* Begin Extracted entries *

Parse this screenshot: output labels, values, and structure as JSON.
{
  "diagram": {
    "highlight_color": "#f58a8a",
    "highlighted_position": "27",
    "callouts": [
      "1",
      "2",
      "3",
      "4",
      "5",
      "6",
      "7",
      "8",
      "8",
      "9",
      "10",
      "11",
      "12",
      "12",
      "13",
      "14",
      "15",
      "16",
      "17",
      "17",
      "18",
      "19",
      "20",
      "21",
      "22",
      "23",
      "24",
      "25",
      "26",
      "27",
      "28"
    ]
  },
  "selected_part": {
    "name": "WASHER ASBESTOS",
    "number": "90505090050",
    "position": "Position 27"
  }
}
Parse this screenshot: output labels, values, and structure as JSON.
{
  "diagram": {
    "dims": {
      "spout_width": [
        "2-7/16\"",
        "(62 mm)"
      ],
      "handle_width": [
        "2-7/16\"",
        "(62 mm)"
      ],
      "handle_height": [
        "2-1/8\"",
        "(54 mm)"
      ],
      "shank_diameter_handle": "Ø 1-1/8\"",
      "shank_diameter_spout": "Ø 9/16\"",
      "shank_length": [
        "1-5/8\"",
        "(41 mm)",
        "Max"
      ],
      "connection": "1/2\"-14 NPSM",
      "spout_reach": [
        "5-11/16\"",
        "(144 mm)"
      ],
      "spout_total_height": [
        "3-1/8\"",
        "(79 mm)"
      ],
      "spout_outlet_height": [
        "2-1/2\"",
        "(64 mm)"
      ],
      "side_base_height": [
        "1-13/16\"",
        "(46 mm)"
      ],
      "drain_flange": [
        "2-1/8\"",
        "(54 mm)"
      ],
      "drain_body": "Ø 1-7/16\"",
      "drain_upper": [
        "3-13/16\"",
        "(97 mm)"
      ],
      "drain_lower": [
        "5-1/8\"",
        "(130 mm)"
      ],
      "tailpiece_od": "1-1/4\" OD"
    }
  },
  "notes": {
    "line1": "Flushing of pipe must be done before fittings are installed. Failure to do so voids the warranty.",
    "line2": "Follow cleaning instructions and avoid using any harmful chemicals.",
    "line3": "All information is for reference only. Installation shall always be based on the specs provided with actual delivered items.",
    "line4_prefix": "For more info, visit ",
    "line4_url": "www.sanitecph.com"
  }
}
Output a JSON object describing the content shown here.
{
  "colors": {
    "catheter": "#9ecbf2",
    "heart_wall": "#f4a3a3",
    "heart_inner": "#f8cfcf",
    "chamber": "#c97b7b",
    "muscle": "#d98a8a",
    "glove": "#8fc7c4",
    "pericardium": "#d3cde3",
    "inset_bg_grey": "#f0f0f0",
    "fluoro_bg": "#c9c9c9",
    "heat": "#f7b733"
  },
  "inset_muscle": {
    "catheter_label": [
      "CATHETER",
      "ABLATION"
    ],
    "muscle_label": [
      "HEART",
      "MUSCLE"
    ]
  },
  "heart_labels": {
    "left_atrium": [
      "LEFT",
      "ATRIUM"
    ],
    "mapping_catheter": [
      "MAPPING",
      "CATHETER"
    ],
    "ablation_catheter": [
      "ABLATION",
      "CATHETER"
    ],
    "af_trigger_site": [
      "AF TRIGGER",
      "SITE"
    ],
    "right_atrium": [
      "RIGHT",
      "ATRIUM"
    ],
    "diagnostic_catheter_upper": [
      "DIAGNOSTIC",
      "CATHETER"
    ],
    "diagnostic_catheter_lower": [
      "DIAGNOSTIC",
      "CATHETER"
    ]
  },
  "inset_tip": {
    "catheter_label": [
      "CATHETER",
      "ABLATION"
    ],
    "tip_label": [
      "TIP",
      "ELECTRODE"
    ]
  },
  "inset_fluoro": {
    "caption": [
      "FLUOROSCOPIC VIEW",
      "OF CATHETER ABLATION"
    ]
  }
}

* End Extracted entries *

(Work to be completed) Extract each entry in full and write it down exactly.

(Written answer)
Parse this screenshot: output labels, values, and structure as JSON.
{
  "diagram": {
    "highlight_color": "#f58a8a",
    "highlighted_position": "27",
    "callouts": [
      "1",
      "2",
      "3",
      "4",
      "5",
      "6",
      "7",
      "8",
      "8",
      "9",
      "10",
      "11",
      "12",
      "12",
      "13",
      "14",
      "15",
      "16",
      "17",
      "17",
      "18",
      "19",
      "20",
      "21",
      "22",
      "23",
      "24",
      "25",
      "26",
      "27",
      "28"
    ]
  },
  "selected_part": {
    "name": "WASHER ASBESTOS",
    "number": "90505090050",
    "position": "Position 27"
  }
}
Parse this screenshot: output labels, values, and structure as JSON.
{
  "diagram": {
    "dims": {
      "spout_width": [
        "2-7/16\"",
        "(62 mm)"
      ],
      "handle_width": [
        "2-7/16\"",
        "(62 mm)"
      ],
      "handle_height": [
        "2-1/8\"",
        "(54 mm)"
      ],
      "shank_diameter_handle": "Ø 1-1/8\"",
      "shank_diameter_spout": "Ø 9/16\"",
      "shank_length": [
        "1-5/8\"",
        "(41 mm)",
        "Max"
      ],
      "connection": "1/2\"-14 NPSM",
      "spout_reach": [
        "5-11/16\"",
        "(144 mm)"
      ],
      "spout_total_height": [
        "3-1/8\"",
        "(79 mm)"
      ],
      "spout_outlet_height": [
        "2-1/2\"",
        "(64 mm)"
      ],
      "side_base_height": [
        "1-13/16\"",
        "(46 mm)"
      ],
      "drain_flange": [
        "2-1/8\"",
        "(54 mm)"
      ],
      "drain_body": "Ø 1-7/16\"",
      "drain_upper": [
        "3-13/16\"",
        "(97 mm)"
      ],
      "drain_lower": [
        "5-1/8\"",
        "(130 mm)"
      ],
      "tailpiece_od": "1-1/4\" OD"
    }
  },
  "notes": {
    "line1": "Flushing of pipe must be done before fittings are installed. Failure to do so voids the warranty.",
    "line2": "Follow cleaning instructions and avoid using any harmful chemicals.",
    "line3": "All information is for reference only. Installation shall always be based on the specs provided with actual delivered items.",
    "line4_prefix": "For more info, visit ",
    "line4_url": "www.sanitecph.com"
  }
}
Output a JSON object describing the content shown here.
{
  "colors": {
    "catheter": "#9ecbf2",
    "heart_wall": "#f4a3a3",
    "heart_inner": "#f8cfcf",
    "chamber": "#c97b7b",
    "muscle": "#d98a8a",
    "glove": "#8fc7c4",
    "pericardium": "#d3cde3",
    "inset_bg_grey": "#f0f0f0",
    "fluoro_bg": "#c9c9c9",
    "heat": "#f7b733"
  },
  "inset_muscle": {
    "catheter_label": [
      "CATHETER",
      "ABLATION"
    ],
    "muscle_label": [
      "HEART",
      "MUSCLE"
    ]
  },
  "heart_labels": {
    "left_atrium": [
      "LEFT",
      "ATRIUM"
    ],
    "mapping_catheter": [
      "MAPPING",
      "CATHETER"
    ],
    "ablation_catheter": [
      "ABLATION",
      "CATHETER"
    ],
    "af_trigger_site": [
      "AF TRIGGER",
      "SITE"
    ],
    "right_atrium": [
      "RIGHT",
      "ATRIUM"
    ],
    "diagnostic_catheter_upper": [
      "DIAGNOSTIC",
      "CATHETER"
    ],
    "diagnostic_catheter_lower": [
      "DIAGNOSTIC",
      "CATHETER"
    ]
  },
  "inset_tip": {
    "catheter_label": [
      "CATHETER",
      "ABLATION"
    ],
    "tip_label": [
      "TIP",
      "ELECTRODE"
    ]
  },
  "inset_fluoro": {
    "caption": [
      "FLUOROSCOPIC VIEW",
      "OF CATHETER ABLATION"
    ]
  }
}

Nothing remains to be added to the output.